= Goal of the exercise =
Read the records below and copy each line that contains "dignity".

— Start Source data —

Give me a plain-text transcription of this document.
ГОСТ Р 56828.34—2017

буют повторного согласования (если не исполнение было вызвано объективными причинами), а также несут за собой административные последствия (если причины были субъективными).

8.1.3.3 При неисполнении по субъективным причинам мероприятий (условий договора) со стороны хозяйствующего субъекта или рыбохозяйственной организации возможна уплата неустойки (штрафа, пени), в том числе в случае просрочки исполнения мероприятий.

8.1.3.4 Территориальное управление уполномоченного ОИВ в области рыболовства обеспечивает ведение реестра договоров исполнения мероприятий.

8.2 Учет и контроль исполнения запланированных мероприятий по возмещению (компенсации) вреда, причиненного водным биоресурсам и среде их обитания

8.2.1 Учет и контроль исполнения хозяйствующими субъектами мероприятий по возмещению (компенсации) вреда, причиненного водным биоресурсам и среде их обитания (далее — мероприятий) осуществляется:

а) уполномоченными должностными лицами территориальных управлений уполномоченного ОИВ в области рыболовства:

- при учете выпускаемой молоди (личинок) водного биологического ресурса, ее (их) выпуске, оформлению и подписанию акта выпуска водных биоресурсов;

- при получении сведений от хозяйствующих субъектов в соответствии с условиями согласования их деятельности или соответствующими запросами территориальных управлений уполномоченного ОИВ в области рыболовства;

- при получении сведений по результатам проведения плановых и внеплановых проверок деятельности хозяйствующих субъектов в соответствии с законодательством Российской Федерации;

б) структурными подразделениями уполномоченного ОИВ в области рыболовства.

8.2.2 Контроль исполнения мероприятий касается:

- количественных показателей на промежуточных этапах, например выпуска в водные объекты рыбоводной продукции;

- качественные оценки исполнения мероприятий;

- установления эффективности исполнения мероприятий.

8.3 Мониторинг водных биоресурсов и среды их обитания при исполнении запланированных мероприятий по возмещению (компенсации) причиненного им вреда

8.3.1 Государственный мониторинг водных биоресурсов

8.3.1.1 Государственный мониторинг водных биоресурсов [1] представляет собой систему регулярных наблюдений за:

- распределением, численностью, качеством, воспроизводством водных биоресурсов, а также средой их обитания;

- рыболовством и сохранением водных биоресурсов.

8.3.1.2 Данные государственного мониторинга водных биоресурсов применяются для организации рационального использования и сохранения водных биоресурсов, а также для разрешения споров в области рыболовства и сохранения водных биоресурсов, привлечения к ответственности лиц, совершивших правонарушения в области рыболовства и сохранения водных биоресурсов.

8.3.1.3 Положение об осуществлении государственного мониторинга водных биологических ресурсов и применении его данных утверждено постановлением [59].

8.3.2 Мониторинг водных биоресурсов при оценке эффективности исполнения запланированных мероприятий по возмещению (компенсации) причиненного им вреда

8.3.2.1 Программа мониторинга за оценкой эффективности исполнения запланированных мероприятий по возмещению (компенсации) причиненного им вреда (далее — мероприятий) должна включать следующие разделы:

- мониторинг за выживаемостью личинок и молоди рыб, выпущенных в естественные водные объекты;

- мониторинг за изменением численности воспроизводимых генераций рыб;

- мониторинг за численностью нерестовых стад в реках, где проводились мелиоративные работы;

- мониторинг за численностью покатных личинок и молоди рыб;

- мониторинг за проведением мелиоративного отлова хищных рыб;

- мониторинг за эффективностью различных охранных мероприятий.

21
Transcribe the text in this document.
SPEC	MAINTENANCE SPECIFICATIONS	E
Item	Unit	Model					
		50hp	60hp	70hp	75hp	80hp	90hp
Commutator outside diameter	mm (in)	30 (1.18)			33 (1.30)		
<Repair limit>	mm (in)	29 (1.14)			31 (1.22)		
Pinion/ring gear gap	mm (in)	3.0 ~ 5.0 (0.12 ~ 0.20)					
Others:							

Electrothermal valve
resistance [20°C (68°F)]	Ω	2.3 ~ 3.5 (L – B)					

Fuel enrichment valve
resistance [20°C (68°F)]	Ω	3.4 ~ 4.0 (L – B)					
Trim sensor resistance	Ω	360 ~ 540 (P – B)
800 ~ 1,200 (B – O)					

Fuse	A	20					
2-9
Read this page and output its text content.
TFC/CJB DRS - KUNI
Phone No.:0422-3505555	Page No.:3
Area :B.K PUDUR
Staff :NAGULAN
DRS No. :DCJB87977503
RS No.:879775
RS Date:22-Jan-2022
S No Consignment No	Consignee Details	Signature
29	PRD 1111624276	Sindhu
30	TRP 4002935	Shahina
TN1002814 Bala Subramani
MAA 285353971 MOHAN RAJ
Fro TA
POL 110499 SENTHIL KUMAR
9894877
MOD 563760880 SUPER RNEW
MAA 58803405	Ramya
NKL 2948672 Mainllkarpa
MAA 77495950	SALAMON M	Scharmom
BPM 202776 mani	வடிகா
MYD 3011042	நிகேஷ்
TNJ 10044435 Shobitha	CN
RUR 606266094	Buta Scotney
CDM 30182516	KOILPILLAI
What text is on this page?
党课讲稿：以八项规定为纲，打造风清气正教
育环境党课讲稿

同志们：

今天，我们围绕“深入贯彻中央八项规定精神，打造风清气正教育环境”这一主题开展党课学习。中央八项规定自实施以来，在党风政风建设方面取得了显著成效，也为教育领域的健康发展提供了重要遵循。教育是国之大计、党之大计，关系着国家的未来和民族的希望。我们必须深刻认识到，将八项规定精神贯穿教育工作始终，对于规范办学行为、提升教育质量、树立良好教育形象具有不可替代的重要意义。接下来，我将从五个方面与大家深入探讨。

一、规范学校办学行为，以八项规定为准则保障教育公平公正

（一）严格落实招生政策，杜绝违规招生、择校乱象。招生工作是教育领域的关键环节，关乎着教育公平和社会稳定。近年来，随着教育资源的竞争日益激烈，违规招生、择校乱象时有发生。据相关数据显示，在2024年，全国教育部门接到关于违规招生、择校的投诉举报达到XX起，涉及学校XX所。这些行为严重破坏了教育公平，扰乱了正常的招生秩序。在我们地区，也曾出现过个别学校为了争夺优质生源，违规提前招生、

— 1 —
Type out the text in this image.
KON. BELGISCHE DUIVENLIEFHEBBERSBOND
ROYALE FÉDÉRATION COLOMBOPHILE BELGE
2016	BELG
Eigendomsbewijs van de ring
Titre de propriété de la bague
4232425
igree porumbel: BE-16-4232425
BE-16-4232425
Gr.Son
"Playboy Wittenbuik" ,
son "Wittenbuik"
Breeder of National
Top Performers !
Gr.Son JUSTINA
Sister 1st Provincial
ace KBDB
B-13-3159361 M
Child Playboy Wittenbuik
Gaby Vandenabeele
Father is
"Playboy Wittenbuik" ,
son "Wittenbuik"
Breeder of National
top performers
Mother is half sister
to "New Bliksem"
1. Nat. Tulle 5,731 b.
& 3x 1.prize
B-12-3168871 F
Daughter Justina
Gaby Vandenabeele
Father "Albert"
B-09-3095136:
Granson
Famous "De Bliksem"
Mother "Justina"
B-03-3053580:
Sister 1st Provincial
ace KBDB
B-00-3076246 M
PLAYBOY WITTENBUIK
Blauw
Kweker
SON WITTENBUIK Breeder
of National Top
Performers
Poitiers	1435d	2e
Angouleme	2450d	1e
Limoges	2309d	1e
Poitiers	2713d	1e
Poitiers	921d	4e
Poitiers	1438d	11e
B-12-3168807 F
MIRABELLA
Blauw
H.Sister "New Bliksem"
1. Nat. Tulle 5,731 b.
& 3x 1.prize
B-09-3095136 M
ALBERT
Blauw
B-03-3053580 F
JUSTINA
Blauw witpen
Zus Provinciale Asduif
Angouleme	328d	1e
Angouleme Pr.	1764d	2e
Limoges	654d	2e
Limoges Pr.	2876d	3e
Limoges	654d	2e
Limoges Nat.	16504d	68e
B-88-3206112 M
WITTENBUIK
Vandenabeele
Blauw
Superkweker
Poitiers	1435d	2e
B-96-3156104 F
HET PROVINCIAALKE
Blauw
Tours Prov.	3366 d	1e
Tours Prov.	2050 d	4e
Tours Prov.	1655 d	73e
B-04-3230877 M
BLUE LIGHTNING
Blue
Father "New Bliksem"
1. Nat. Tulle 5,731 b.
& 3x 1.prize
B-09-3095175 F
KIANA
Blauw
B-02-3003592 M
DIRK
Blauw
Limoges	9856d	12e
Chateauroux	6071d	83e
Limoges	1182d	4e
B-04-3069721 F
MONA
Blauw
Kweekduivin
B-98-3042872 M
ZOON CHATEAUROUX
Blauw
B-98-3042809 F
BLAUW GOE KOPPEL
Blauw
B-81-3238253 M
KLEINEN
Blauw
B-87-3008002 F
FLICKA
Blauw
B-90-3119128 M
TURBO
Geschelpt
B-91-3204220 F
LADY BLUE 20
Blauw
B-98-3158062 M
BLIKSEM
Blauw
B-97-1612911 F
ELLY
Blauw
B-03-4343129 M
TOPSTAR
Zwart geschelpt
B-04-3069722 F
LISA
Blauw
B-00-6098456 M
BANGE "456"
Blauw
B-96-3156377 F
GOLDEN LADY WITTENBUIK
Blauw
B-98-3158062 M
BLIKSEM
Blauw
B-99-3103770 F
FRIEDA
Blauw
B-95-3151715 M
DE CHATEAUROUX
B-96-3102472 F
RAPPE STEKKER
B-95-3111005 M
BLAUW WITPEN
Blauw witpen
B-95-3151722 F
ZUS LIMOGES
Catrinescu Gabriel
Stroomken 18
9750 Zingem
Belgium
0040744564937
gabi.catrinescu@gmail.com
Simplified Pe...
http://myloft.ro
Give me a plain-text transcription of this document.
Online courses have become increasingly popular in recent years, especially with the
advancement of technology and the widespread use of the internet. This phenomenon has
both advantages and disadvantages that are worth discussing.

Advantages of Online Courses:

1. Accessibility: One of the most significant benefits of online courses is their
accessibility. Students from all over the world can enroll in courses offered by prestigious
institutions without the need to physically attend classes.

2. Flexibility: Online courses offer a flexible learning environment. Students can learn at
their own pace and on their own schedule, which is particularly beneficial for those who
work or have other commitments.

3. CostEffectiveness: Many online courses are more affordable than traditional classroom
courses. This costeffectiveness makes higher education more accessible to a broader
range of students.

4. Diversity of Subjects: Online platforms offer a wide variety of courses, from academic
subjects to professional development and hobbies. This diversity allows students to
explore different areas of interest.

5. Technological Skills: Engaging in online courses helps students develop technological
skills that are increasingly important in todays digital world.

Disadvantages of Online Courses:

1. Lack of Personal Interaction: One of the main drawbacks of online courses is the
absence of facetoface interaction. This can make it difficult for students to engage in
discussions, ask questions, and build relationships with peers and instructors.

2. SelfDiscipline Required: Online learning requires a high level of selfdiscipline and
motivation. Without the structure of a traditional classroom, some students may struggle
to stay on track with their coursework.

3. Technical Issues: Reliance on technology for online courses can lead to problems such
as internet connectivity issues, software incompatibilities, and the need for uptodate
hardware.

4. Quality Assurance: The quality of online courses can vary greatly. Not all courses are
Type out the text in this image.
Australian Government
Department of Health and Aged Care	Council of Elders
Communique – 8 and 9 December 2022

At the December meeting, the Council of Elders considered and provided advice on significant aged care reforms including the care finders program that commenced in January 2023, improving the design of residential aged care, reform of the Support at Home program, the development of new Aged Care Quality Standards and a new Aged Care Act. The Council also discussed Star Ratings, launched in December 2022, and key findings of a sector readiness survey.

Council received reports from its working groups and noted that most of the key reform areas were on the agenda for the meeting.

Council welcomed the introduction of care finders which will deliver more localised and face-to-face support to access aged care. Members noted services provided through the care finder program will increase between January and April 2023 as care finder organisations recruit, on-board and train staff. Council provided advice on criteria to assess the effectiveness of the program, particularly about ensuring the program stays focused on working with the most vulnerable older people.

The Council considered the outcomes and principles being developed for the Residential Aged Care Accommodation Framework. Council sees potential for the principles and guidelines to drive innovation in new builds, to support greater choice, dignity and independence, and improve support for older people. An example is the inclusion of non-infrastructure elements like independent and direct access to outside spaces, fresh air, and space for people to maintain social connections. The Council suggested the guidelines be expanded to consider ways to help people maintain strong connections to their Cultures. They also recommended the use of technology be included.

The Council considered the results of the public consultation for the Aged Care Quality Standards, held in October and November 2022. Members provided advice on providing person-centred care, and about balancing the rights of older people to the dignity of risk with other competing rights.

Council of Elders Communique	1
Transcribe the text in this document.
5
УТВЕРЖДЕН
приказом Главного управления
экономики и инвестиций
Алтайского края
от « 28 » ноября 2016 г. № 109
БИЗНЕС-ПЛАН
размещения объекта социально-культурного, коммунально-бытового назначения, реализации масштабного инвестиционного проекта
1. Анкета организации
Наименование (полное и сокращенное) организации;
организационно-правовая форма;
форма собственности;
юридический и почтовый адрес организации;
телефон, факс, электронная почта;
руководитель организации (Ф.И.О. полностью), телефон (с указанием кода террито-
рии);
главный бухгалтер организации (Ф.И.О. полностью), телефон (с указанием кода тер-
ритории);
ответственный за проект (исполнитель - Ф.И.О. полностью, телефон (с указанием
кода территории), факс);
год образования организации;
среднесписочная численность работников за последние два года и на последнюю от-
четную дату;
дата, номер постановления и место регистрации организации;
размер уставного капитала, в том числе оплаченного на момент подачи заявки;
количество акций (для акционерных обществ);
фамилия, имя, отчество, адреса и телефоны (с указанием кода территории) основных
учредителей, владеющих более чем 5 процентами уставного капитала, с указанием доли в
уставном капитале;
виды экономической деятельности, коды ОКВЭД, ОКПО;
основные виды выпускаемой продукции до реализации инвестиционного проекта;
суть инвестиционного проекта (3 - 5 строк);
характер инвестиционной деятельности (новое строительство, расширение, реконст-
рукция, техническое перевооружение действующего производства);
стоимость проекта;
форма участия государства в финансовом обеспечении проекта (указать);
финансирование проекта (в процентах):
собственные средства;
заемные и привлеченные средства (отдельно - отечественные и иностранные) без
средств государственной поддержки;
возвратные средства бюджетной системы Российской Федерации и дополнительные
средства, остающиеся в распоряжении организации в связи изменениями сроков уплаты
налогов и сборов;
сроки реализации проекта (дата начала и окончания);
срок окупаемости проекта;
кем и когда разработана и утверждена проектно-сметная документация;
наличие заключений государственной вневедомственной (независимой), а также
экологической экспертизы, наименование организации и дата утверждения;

— End Source data —

= Output for this exercise =
The Council considered the outcomes and principles being developed for the Residential Aged Care Accommodation Framework. Council sees potential for the principles and guidelines to drive innovation in new builds, to support greater choice, dignity and independence, and improve support for older people. An example is the inclusion of non-infrastructure elements like independent and direct access to outside spaces, fresh air, and space for people to maintain social connections. The Council suggested the guidelines be expanded to consider ways to help people maintain strong connections to their Cultures. They also recommended the use of technology be included.
The Council considered the results of the public consultation for the Aged Care Quality Standards, held in October and November 2022. Members provided advice on providing person-centred care, and about balancing the rights of older people to the dignity of risk with other competing rights.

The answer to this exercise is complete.